_Set problem:_ Repeat every line of the data exactly, but not the pictures.

Records from a collection of figures:
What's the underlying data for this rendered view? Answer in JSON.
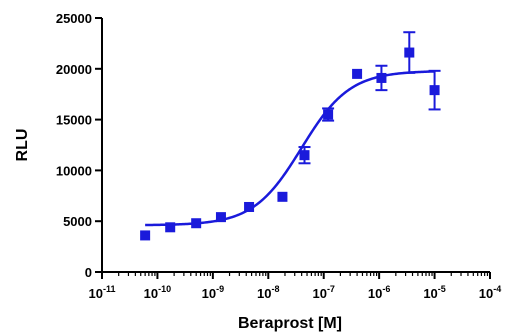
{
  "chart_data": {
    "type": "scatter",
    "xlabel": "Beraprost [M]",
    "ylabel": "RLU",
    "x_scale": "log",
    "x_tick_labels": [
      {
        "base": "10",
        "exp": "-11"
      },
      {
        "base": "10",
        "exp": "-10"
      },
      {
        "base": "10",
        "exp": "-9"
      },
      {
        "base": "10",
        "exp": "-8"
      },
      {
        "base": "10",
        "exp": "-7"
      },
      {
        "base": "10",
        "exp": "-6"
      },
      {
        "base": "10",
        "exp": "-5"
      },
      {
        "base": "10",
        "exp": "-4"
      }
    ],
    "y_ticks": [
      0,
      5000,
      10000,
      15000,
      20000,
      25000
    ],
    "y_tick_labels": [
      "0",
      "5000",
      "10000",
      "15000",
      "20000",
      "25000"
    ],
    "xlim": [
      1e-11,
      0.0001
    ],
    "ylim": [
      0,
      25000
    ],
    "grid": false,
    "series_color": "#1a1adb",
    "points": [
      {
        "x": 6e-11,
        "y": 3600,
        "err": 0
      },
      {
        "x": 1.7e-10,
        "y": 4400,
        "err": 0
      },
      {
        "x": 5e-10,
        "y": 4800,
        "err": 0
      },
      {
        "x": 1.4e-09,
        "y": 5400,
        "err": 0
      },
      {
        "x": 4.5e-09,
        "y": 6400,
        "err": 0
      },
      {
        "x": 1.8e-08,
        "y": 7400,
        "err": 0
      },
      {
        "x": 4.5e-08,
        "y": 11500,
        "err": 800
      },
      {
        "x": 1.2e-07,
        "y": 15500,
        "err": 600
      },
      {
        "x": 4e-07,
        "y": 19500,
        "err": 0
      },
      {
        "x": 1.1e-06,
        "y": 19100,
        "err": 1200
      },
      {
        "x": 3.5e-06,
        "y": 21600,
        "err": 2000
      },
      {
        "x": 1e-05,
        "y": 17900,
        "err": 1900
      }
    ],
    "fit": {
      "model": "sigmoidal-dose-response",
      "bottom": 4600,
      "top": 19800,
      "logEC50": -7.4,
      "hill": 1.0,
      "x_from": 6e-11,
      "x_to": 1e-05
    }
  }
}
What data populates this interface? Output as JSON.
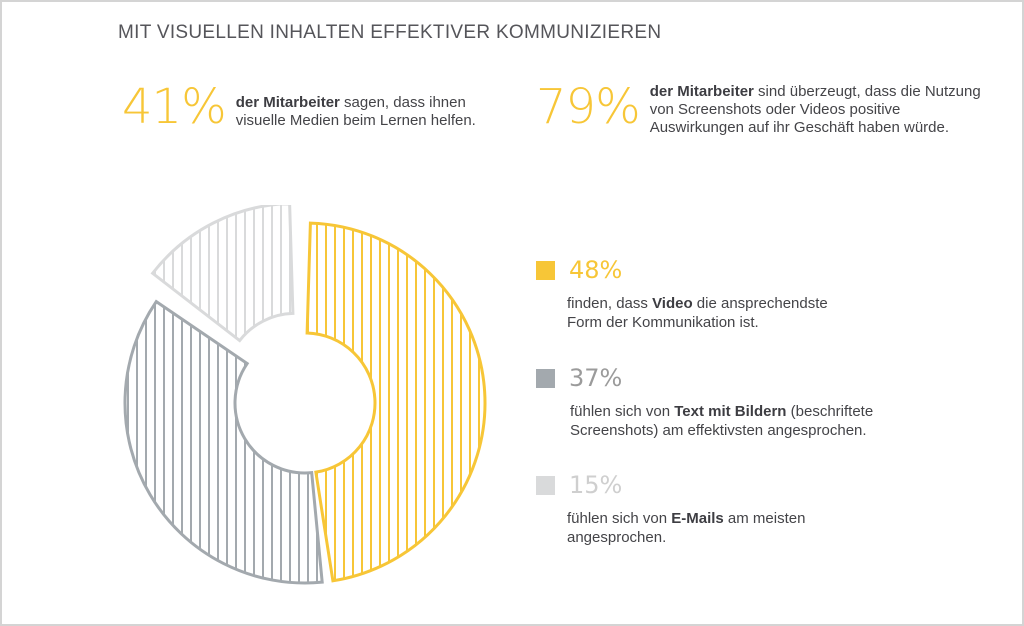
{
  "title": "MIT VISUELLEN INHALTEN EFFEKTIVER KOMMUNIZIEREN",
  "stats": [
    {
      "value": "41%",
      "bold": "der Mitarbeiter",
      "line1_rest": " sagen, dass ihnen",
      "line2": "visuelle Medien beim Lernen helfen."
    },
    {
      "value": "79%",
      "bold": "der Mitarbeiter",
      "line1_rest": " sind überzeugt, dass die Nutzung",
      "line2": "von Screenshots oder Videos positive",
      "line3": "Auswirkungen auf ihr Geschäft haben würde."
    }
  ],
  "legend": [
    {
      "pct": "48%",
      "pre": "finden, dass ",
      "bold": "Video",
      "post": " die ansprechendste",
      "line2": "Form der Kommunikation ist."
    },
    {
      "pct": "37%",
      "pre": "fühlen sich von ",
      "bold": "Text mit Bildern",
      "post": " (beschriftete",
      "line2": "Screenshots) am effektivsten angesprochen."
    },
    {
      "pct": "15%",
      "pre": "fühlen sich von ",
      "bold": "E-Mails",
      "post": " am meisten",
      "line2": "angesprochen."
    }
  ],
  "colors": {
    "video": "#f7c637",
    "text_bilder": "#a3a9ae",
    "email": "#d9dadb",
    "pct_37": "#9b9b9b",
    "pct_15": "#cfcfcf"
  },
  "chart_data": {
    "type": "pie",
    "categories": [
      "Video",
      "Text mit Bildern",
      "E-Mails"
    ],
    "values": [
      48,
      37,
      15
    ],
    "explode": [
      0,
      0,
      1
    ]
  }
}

_Completed exercise:_
What's the underlying data for this rendered view? Answer in JSON.
{
  "chart_data": {
    "type": "scatter",
    "xlabel": "Beraprost [M]",
    "ylabel": "RLU",
    "x_scale": "log",
    "x_tick_labels": [
      {
        "base": "10",
        "exp": "-11"
      },
      {
        "base": "10",
        "exp": "-10"
      },
      {
        "base": "10",
        "exp": "-9"
      },
      {
        "base": "10",
        "exp": "-8"
      },
      {
        "base": "10",
        "exp": "-7"
      },
      {
        "base": "10",
        "exp": "-6"
      },
      {
        "base": "10",
        "exp": "-5"
      },
      {
        "base": "10",
        "exp": "-4"
      }
    ],
    "y_ticks": [
      0,
      5000,
      10000,
      15000,
      20000,
      25000
    ],
    "y_tick_labels": [
      "0",
      "5000",
      "10000",
      "15000",
      "20000",
      "25000"
    ],
    "xlim": [
      1e-11,
      0.0001
    ],
    "ylim": [
      0,
      25000
    ],
    "grid": false,
    "series_color": "#1a1adb",
    "points": [
      {
        "x": 6e-11,
        "y": 3600,
        "err": 0
      },
      {
        "x": 1.7e-10,
        "y": 4400,
        "err": 0
      },
      {
        "x": 5e-10,
        "y": 4800,
        "err": 0
      },
      {
        "x": 1.4e-09,
        "y": 5400,
        "err": 0
      },
      {
        "x": 4.5e-09,
        "y": 6400,
        "err": 0
      },
      {
        "x": 1.8e-08,
        "y": 7400,
        "err": 0
      },
      {
        "x": 4.5e-08,
        "y": 11500,
        "err": 800
      },
      {
        "x": 1.2e-07,
        "y": 15500,
        "err": 600
      },
      {
        "x": 4e-07,
        "y": 19500,
        "err": 0
      },
      {
        "x": 1.1e-06,
        "y": 19100,
        "err": 1200
      },
      {
        "x": 3.5e-06,
        "y": 21600,
        "err": 2000
      },
      {
        "x": 1e-05,
        "y": 17900,
        "err": 1900
      }
    ],
    "fit": {
      "model": "sigmoidal-dose-response",
      "bottom": 4600,
      "top": 19800,
      "logEC50": -7.4,
      "hill": 1.0,
      "x_from": 6e-11,
      "x_to": 1e-05
    }
  }
}
What data populates this interface? Output as JSON.
{
  "title": "MIT VISUELLEN INHALTEN EFFEKTIVER KOMMUNIZIEREN",
  "stats": [
    {
      "value": "41%",
      "bold": "der Mitarbeiter",
      "line1_rest": " sagen, dass ihnen",
      "line2": "visuelle Medien beim Lernen helfen."
    },
    {
      "value": "79%",
      "bold": "der Mitarbeiter",
      "line1_rest": " sind überzeugt, dass die Nutzung",
      "line2": "von Screenshots oder Videos positive",
      "line3": "Auswirkungen auf ihr Geschäft haben würde."
    }
  ],
  "legend": [
    {
      "pct": "48%",
      "pre": "finden, dass ",
      "bold": "Video",
      "post": " die ansprechendste",
      "line2": "Form der Kommunikation ist."
    },
    {
      "pct": "37%",
      "pre": "fühlen sich von ",
      "bold": "Text mit Bildern",
      "post": " (beschriftete",
      "line2": "Screenshots) am effektivsten angesprochen."
    },
    {
      "pct": "15%",
      "pre": "fühlen sich von ",
      "bold": "E-Mails",
      "post": " am meisten",
      "line2": "angesprochen."
    }
  ],
  "colors": {
    "video": "#f7c637",
    "text_bilder": "#a3a9ae",
    "email": "#d9dadb",
    "pct_37": "#9b9b9b",
    "pct_15": "#cfcfcf"
  },
  "chart_data": {
    "type": "pie",
    "categories": [
      "Video",
      "Text mit Bildern",
      "E-Mails"
    ],
    "values": [
      48,
      37,
      15
    ],
    "explode": [
      0,
      0,
      1
    ]
  }
}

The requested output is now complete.